**Listed records**
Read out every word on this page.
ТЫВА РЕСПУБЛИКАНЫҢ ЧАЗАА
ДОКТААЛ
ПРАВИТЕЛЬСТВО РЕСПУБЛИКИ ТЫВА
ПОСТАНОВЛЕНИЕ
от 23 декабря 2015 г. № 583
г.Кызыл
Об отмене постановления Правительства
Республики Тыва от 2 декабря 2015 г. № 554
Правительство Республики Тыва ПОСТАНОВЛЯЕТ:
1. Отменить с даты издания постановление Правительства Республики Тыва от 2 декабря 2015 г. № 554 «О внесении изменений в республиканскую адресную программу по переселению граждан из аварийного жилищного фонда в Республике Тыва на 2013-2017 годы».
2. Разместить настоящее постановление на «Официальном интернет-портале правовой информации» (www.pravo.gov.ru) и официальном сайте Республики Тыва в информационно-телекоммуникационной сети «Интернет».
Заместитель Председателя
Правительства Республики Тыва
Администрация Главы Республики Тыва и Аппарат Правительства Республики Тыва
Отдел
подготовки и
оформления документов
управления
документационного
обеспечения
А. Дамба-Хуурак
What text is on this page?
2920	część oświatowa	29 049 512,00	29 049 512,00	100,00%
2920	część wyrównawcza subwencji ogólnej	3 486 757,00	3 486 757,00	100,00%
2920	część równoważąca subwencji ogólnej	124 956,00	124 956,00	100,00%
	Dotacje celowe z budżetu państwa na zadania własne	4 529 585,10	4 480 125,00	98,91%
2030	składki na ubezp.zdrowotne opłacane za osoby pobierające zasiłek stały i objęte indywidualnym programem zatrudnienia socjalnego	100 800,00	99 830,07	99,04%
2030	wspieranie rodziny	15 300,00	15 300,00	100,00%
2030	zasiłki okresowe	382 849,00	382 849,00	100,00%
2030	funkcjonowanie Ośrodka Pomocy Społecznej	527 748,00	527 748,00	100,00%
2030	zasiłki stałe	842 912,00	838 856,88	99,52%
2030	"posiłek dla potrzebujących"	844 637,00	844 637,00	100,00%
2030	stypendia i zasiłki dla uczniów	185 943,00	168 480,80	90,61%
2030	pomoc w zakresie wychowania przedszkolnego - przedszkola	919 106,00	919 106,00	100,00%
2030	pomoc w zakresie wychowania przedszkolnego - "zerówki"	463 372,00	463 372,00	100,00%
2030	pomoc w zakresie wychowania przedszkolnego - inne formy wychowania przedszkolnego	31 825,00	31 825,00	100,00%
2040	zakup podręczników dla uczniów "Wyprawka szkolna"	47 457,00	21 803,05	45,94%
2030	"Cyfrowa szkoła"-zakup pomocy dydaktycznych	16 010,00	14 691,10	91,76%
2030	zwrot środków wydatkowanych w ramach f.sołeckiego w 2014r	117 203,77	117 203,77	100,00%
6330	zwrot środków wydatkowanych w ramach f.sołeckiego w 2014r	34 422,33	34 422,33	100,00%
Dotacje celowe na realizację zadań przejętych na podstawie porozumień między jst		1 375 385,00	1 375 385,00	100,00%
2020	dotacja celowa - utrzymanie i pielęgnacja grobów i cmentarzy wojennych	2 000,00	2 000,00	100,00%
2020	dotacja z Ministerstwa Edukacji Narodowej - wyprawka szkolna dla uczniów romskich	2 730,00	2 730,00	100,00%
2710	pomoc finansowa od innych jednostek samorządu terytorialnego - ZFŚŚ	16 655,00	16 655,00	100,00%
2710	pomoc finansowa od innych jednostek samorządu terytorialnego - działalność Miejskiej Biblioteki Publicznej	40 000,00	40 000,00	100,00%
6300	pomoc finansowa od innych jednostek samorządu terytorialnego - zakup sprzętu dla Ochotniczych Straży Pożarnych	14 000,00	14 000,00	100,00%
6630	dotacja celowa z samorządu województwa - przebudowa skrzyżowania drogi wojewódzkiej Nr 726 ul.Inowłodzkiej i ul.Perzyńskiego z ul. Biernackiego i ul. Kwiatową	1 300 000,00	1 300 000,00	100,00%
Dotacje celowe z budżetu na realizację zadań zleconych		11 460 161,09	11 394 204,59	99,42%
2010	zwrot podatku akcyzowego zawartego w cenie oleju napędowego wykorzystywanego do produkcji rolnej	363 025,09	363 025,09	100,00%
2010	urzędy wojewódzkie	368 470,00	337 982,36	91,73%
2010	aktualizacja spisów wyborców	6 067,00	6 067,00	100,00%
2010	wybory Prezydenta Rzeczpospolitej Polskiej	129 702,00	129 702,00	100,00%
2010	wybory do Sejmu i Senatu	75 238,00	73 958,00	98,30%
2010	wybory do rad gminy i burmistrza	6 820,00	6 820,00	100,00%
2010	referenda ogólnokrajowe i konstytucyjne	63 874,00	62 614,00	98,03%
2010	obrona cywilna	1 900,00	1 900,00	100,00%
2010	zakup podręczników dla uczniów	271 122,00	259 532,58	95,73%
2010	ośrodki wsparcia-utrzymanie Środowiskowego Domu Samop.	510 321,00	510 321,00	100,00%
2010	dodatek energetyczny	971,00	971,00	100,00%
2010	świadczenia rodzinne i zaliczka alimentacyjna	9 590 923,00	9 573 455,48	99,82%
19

**Objective**
Print all of the entries again, exactly as written.

**Worked answer**
Read out every word on this page.
ТЫВА РЕСПУБЛИКАНЫҢ ЧАЗАА
ДОКТААЛ
ПРАВИТЕЛЬСТВО РЕСПУБЛИКИ ТЫВА
ПОСТАНОВЛЕНИЕ
от 23 декабря 2015 г. № 583
г.Кызыл
Об отмене постановления Правительства
Республики Тыва от 2 декабря 2015 г. № 554
Правительство Республики Тыва ПОСТАНОВЛЯЕТ:
1. Отменить с даты издания постановление Правительства Республики Тыва от 2 декабря 2015 г. № 554 «О внесении изменений в республиканскую адресную программу по переселению граждан из аварийного жилищного фонда в Республике Тыва на 2013-2017 годы».
2. Разместить настоящее постановление на «Официальном интернет-портале правовой информации» (www.pravo.gov.ru) и официальном сайте Республики Тыва в информационно-телекоммуникационной сети «Интернет».
Заместитель Председателя
Правительства Республики Тыва
Администрация Главы Республики Тыва и Аппарат Правительства Республики Тыва
Отдел
подготовки и
оформления документов
управления
документационного
обеспечения
А. Дамба-Хуурак
What text is on this page?
2920	część oświatowa	29 049 512,00	29 049 512,00	100,00%
2920	część wyrównawcza subwencji ogólnej	3 486 757,00	3 486 757,00	100,00%
2920	część równoważąca subwencji ogólnej	124 956,00	124 956,00	100,00%
	Dotacje celowe z budżetu państwa na zadania własne	4 529 585,10	4 480 125,00	98,91%
2030	składki na ubezp.zdrowotne opłacane za osoby pobierające zasiłek stały i objęte indywidualnym programem zatrudnienia socjalnego	100 800,00	99 830,07	99,04%
2030	wspieranie rodziny	15 300,00	15 300,00	100,00%
2030	zasiłki okresowe	382 849,00	382 849,00	100,00%
2030	funkcjonowanie Ośrodka Pomocy Społecznej	527 748,00	527 748,00	100,00%
2030	zasiłki stałe	842 912,00	838 856,88	99,52%
2030	"posiłek dla potrzebujących"	844 637,00	844 637,00	100,00%
2030	stypendia i zasiłki dla uczniów	185 943,00	168 480,80	90,61%
2030	pomoc w zakresie wychowania przedszkolnego - przedszkola	919 106,00	919 106,00	100,00%
2030	pomoc w zakresie wychowania przedszkolnego - "zerówki"	463 372,00	463 372,00	100,00%
2030	pomoc w zakresie wychowania przedszkolnego - inne formy wychowania przedszkolnego	31 825,00	31 825,00	100,00%
2040	zakup podręczników dla uczniów "Wyprawka szkolna"	47 457,00	21 803,05	45,94%
2030	"Cyfrowa szkoła"-zakup pomocy dydaktycznych	16 010,00	14 691,10	91,76%
2030	zwrot środków wydatkowanych w ramach f.sołeckiego w 2014r	117 203,77	117 203,77	100,00%
6330	zwrot środków wydatkowanych w ramach f.sołeckiego w 2014r	34 422,33	34 422,33	100,00%
Dotacje celowe na realizację zadań przejętych na podstawie porozumień między jst		1 375 385,00	1 375 385,00	100,00%
2020	dotacja celowa - utrzymanie i pielęgnacja grobów i cmentarzy wojennych	2 000,00	2 000,00	100,00%
2020	dotacja z Ministerstwa Edukacji Narodowej - wyprawka szkolna dla uczniów romskich	2 730,00	2 730,00	100,00%
2710	pomoc finansowa od innych jednostek samorządu terytorialnego - ZFŚŚ	16 655,00	16 655,00	100,00%
2710	pomoc finansowa od innych jednostek samorządu terytorialnego - działalność Miejskiej Biblioteki Publicznej	40 000,00	40 000,00	100,00%
6300	pomoc finansowa od innych jednostek samorządu terytorialnego - zakup sprzętu dla Ochotniczych Straży Pożarnych	14 000,00	14 000,00	100,00%
6630	dotacja celowa z samorządu województwa - przebudowa skrzyżowania drogi wojewódzkiej Nr 726 ul.Inowłodzkiej i ul.Perzyńskiego z ul. Biernackiego i ul. Kwiatową	1 300 000,00	1 300 000,00	100,00%
Dotacje celowe z budżetu na realizację zadań zleconych		11 460 161,09	11 394 204,59	99,42%
2010	zwrot podatku akcyzowego zawartego w cenie oleju napędowego wykorzystywanego do produkcji rolnej	363 025,09	363 025,09	100,00%
2010	urzędy wojewódzkie	368 470,00	337 982,36	91,73%
2010	aktualizacja spisów wyborców	6 067,00	6 067,00	100,00%
2010	wybory Prezydenta Rzeczpospolitej Polskiej	129 702,00	129 702,00	100,00%
2010	wybory do Sejmu i Senatu	75 238,00	73 958,00	98,30%
2010	wybory do rad gminy i burmistrza	6 820,00	6 820,00	100,00%
2010	referenda ogólnokrajowe i konstytucyjne	63 874,00	62 614,00	98,03%
2010	obrona cywilna	1 900,00	1 900,00	100,00%
2010	zakup podręczników dla uczniów	271 122,00	259 532,58	95,73%
2010	ośrodki wsparcia-utrzymanie Środowiskowego Domu Samop.	510 321,00	510 321,00	100,00%
2010	dodatek energetyczny	971,00	971,00	100,00%
2010	świadczenia rodzinne i zaliczka alimentacyjna	9 590 923,00	9 573 455,48	99,82%
19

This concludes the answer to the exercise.